Collected data
________
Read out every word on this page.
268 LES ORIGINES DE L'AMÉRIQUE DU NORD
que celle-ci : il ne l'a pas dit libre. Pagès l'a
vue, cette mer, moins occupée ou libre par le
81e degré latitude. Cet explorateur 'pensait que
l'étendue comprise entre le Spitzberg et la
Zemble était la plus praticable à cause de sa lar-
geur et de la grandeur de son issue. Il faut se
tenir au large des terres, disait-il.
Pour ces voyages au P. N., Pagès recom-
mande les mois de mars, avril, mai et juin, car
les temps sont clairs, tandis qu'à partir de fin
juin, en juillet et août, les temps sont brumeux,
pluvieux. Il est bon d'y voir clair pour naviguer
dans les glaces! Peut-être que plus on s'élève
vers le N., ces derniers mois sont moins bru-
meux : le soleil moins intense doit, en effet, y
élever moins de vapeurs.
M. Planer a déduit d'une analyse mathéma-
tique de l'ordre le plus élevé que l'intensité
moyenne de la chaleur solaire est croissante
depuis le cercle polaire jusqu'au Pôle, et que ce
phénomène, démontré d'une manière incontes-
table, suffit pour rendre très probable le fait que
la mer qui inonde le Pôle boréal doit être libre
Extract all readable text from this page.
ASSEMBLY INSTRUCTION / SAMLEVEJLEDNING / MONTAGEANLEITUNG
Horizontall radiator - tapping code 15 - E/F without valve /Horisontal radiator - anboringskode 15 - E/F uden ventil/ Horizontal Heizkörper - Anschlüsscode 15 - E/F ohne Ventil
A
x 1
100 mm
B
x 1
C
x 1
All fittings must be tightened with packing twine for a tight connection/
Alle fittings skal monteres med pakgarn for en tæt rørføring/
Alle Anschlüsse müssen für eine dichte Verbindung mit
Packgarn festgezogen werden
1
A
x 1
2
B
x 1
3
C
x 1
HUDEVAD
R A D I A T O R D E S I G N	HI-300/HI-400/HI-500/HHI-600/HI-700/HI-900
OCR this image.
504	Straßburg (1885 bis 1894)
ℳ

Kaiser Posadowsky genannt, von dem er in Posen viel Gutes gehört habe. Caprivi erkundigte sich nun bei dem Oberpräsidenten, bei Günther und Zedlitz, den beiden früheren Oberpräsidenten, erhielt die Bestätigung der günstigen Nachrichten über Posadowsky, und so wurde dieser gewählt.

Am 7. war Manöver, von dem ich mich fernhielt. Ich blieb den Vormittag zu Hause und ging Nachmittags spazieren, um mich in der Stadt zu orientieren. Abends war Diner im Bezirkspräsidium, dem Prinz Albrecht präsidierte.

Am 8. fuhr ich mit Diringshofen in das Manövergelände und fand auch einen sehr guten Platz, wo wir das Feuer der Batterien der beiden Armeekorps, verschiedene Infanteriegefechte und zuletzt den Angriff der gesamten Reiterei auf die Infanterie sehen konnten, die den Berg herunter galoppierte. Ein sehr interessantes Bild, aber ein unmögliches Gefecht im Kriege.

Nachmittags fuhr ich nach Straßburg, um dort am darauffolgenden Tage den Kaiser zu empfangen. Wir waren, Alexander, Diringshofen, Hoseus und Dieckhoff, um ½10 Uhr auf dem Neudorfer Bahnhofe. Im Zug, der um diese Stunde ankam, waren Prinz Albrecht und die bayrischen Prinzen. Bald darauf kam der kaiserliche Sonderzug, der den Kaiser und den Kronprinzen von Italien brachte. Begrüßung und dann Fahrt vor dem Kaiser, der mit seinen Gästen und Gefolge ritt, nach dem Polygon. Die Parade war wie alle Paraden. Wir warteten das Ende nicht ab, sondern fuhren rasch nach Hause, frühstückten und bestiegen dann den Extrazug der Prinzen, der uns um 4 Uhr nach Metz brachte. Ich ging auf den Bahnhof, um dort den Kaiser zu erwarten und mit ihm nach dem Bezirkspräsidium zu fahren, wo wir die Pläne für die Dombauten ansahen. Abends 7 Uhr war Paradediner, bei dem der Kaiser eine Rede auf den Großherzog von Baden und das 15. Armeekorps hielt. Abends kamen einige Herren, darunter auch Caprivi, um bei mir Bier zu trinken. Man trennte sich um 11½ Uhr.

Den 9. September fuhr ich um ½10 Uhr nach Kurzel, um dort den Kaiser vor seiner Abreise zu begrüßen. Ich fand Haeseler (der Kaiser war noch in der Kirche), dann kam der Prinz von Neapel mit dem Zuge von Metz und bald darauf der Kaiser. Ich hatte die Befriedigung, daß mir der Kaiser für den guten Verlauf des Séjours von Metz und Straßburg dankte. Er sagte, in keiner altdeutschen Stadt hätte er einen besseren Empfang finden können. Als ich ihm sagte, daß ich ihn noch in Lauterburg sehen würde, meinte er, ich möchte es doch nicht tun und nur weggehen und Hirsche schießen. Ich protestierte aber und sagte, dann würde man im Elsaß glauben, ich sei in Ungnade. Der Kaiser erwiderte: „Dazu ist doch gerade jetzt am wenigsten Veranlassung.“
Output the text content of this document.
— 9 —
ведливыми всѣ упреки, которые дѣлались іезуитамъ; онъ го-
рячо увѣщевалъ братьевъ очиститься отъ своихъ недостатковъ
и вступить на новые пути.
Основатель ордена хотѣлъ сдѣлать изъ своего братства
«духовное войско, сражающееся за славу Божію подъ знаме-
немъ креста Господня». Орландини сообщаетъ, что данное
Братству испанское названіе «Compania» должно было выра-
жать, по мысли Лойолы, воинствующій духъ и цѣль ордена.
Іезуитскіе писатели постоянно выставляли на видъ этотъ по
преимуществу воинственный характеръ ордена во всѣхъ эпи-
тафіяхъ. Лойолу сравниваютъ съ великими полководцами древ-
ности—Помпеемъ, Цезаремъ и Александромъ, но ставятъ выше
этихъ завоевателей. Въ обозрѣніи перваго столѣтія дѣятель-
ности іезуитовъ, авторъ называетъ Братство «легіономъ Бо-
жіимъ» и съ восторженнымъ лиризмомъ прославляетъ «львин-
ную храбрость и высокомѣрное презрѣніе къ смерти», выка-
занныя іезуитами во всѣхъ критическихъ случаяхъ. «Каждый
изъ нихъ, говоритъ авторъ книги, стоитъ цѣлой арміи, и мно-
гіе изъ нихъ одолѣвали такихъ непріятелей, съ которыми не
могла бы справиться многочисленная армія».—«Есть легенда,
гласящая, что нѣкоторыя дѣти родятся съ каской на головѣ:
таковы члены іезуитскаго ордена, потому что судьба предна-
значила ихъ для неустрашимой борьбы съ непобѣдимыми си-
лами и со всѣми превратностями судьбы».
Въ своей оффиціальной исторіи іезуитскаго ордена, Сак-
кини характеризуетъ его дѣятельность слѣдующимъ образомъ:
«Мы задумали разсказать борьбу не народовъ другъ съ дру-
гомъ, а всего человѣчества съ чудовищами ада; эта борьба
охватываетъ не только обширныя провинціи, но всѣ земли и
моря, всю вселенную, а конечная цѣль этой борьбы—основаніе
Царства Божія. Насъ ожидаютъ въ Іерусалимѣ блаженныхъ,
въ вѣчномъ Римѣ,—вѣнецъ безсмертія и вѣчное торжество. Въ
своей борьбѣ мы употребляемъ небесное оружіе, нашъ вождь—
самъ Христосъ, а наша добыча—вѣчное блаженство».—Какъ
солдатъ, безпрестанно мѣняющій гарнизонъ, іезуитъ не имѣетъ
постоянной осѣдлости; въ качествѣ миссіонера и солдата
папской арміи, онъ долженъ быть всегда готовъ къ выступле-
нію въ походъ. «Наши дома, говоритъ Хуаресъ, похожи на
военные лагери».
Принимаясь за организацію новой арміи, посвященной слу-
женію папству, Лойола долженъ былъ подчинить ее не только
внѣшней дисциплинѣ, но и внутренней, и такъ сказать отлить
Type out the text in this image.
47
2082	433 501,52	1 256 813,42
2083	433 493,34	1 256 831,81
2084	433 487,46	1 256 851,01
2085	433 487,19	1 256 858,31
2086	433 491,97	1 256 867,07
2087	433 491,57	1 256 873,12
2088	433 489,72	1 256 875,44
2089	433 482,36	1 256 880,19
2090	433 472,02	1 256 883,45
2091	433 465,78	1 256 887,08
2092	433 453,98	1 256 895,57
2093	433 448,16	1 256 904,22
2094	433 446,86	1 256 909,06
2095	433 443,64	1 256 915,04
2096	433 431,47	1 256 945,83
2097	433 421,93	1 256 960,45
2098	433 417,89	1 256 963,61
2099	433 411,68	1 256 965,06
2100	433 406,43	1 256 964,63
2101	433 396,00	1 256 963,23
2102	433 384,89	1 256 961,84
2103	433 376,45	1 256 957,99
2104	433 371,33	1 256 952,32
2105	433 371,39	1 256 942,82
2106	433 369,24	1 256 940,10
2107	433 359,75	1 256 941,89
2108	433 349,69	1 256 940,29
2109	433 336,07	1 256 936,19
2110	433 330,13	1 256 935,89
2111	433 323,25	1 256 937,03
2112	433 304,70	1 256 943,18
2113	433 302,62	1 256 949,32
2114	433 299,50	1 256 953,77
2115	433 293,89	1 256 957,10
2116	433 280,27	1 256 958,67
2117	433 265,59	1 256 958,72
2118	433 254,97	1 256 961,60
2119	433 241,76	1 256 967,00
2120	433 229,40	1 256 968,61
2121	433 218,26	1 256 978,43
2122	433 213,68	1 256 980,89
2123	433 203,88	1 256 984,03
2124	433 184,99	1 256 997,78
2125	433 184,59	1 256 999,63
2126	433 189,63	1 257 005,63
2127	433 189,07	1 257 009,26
________
Using the records above, pull out each line where the word "только" occurs.

охватываетъ не только обширныя провинціи, но всѣ земли и
женію папству, Лойола долженъ былъ подчинить ее не только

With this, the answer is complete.